EXERCISE INPUT:
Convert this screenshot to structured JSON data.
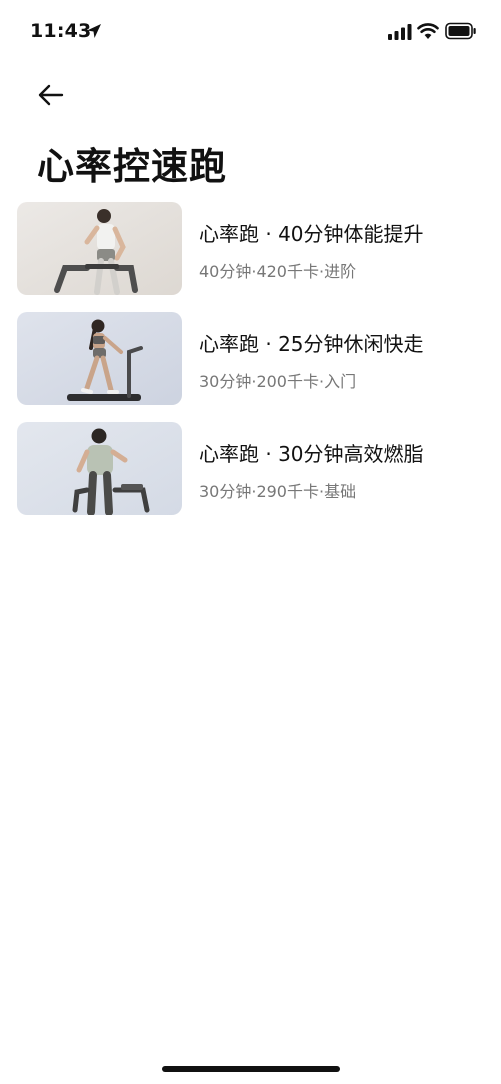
{
  "status_bar": {
    "time": "11:43"
  },
  "header": {
    "title": "心率控速跑"
  },
  "workouts": [
    {
      "title": "心率跑 · 40分钟体能提升",
      "meta": "40分钟·420千卡·进阶"
    },
    {
      "title": "心率跑 · 25分钟休闲快走",
      "meta": "30分钟·200千卡·入门"
    },
    {
      "title": "心率跑 · 30分钟高效燃脂",
      "meta": "30分钟·290千卡·基础"
    }
  ]
}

JOB: Give the number of lines in the listing above that hold the string "title", with nothing else.

FULL SOLUTION: 4